(A run of records)
***

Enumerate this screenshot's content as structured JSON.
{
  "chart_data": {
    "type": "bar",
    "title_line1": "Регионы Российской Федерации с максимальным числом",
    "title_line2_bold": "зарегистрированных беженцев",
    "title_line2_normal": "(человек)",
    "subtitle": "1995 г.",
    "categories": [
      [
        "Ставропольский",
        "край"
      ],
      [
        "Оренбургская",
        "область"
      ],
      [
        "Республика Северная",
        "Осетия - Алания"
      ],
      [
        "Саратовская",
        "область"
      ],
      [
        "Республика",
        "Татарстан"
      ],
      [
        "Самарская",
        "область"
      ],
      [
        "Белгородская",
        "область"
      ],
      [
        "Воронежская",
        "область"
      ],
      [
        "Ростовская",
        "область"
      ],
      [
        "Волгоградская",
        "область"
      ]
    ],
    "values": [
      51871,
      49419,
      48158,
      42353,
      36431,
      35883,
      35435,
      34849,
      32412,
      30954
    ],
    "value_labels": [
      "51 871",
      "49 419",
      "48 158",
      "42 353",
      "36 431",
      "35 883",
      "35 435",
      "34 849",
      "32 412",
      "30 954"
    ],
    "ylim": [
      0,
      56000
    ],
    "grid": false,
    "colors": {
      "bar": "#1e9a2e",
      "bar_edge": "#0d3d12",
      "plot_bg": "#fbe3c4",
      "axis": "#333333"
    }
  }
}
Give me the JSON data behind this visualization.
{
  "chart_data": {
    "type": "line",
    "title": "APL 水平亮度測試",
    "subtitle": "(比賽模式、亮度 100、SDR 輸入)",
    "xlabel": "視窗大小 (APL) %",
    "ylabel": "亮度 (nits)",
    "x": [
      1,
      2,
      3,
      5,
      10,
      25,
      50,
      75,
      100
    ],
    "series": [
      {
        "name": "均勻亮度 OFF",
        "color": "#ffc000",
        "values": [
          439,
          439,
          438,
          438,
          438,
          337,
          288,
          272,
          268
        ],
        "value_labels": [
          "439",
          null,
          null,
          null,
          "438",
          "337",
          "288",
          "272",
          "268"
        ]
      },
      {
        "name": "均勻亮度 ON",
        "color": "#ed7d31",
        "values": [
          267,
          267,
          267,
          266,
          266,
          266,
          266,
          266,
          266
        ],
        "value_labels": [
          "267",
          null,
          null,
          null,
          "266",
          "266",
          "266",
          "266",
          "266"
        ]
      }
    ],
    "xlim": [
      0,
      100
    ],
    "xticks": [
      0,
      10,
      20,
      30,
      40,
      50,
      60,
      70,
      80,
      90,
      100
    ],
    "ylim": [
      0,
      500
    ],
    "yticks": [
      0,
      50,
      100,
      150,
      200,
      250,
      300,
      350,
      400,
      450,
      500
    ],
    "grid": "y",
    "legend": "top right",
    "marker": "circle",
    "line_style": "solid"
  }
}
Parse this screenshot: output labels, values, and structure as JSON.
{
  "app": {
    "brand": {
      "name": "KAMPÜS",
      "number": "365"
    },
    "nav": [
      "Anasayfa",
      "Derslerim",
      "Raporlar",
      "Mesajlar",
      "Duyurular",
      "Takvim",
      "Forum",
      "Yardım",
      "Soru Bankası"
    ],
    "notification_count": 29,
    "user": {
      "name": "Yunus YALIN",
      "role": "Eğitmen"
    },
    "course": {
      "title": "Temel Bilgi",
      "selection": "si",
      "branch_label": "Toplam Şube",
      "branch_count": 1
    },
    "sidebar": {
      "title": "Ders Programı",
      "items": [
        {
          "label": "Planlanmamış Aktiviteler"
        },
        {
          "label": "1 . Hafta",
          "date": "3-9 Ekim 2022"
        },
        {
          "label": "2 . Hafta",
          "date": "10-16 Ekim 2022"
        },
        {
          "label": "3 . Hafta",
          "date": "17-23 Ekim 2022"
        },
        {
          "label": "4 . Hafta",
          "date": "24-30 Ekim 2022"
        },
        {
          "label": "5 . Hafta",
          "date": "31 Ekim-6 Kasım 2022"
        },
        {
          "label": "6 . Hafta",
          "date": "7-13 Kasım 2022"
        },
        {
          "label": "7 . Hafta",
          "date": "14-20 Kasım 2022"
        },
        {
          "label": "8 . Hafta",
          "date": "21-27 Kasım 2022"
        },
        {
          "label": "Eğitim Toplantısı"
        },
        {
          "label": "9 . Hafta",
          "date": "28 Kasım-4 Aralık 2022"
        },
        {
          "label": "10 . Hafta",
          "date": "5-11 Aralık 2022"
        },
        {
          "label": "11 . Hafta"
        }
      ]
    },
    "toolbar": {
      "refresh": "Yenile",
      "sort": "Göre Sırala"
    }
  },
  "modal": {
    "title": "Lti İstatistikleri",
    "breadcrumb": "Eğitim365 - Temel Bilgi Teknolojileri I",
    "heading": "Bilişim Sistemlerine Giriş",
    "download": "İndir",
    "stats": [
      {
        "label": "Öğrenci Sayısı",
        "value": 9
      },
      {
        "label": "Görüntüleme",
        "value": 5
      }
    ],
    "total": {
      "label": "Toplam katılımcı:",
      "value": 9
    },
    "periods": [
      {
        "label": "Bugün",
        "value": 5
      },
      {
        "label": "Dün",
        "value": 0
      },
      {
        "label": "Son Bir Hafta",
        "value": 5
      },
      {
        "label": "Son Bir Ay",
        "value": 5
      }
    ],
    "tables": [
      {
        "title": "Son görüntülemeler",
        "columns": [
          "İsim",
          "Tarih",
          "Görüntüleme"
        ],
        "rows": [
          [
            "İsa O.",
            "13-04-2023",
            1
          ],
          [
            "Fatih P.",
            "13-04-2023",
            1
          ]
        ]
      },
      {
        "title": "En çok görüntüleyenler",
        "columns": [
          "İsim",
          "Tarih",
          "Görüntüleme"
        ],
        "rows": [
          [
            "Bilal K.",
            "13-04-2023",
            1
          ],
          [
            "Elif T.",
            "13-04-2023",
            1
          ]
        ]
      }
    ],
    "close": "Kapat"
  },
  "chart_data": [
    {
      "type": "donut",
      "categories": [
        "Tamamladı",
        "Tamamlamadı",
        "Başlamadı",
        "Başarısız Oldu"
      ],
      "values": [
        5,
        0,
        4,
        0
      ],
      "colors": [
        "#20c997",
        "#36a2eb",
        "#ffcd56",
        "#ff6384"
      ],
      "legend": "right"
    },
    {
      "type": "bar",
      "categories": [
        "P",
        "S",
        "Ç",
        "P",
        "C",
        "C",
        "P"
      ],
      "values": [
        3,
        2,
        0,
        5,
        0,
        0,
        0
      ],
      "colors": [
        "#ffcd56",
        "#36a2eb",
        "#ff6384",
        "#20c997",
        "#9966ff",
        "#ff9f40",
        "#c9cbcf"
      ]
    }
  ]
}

***

**Request:** Using the listing above, list every line in which the string "screenshot" occurs.

**Answer to the task:**
Enumerate this screenshot's content as structured JSON.
Parse this screenshot: output labels, values, and structure as JSON.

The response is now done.